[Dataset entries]
* * * * * * * * *
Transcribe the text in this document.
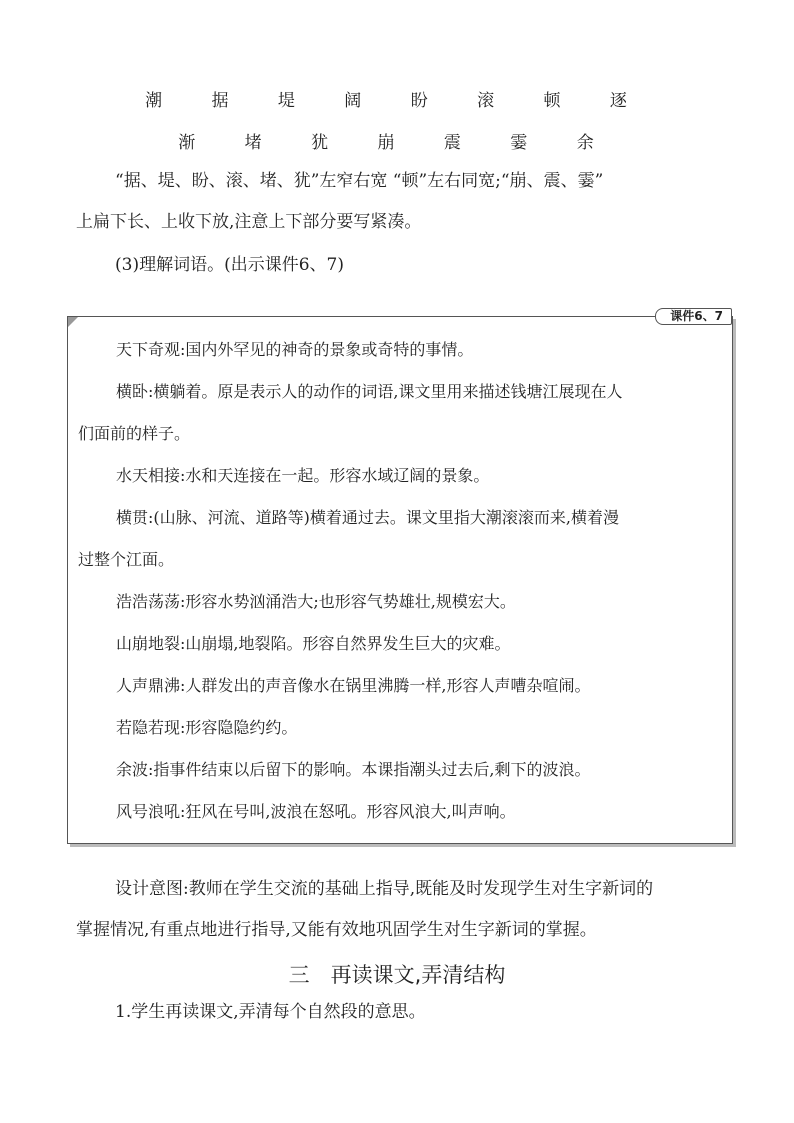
潮 据 堤 阔 盼 滚 顿 逐
渐 堵 犹 崩 震 霎 余
“据、堤、盼、滚、堵、犹”左窄右宽 “顿”左右同宽;“崩、震、霎”
上扁下长、上收下放,注意上下部分要写紧凑。
(3)理解词语。(出示课件6、7)
课件6、7
天下奇观:国内外罕见的神奇的景象或奇特的事情。
横卧:横躺着。原是表示人的动作的词语,课文里用来描述钱塘江展现在人
们面前的样子。
水天相接:水和天连接在一起。形容水域辽阔的景象。
横贯:(山脉、河流、道路等)横着通过去。课文里指大潮滚滚而来,横着漫
过整个江面。
浩浩荡荡:形容水势汹涌浩大;也形容气势雄壮,规模宏大。
山崩地裂:山崩塌,地裂陷。形容自然界发生巨大的灾难。
人声鼎沸:人群发出的声音像水在锅里沸腾一样,形容人声嘈杂喧闹。
若隐若现:形容隐隐约约。
余波:指事件结束以后留下的影响。本课指潮头过去后,剩下的波浪。
风号浪吼:狂风在号叫,波浪在怒吼。形容风浪大,叫声响。
设计意图:教师在学生交流的基础上指导,既能及时发现学生对生字新词的
掌握情况,有重点地进行指导,又能有效地巩固学生对生字新词的掌握。
三　再读课文,弄清结构
1.学生再读课文,弄清每个自然段的意思。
* * * * * * * * *
Short problem
Keep the pictures out of the copy and write out the data exactly as it stands.

Full answer
Transcribe the text in this document.
潮 据 堤 阔 盼 滚 顿 逐
渐 堵 犹 崩 震 霎 余
“据、堤、盼、滚、堵、犹”左窄右宽 “顿”左右同宽;“崩、震、霎”
上扁下长、上收下放,注意上下部分要写紧凑。
(3)理解词语。(出示课件6、7)
课件6、7
天下奇观:国内外罕见的神奇的景象或奇特的事情。
横卧:横躺着。原是表示人的动作的词语,课文里用来描述钱塘江展现在人
们面前的样子。
水天相接:水和天连接在一起。形容水域辽阔的景象。
横贯:(山脉、河流、道路等)横着通过去。课文里指大潮滚滚而来,横着漫
过整个江面。
浩浩荡荡:形容水势汹涌浩大;也形容气势雄壮,规模宏大。
山崩地裂:山崩塌,地裂陷。形容自然界发生巨大的灾难。
人声鼎沸:人群发出的声音像水在锅里沸腾一样,形容人声嘈杂喧闹。
若隐若现:形容隐隐约约。
余波:指事件结束以后留下的影响。本课指潮头过去后,剩下的波浪。
风号浪吼:狂风在号叫,波浪在怒吼。形容风浪大,叫声响。
设计意图:教师在学生交流的基础上指导,既能及时发现学生对生字新词的
掌握情况,有重点地进行指导,又能有效地巩固学生对生字新词的掌握。
三　再读课文,弄清结构
1.学生再读课文,弄清每个自然段的意思。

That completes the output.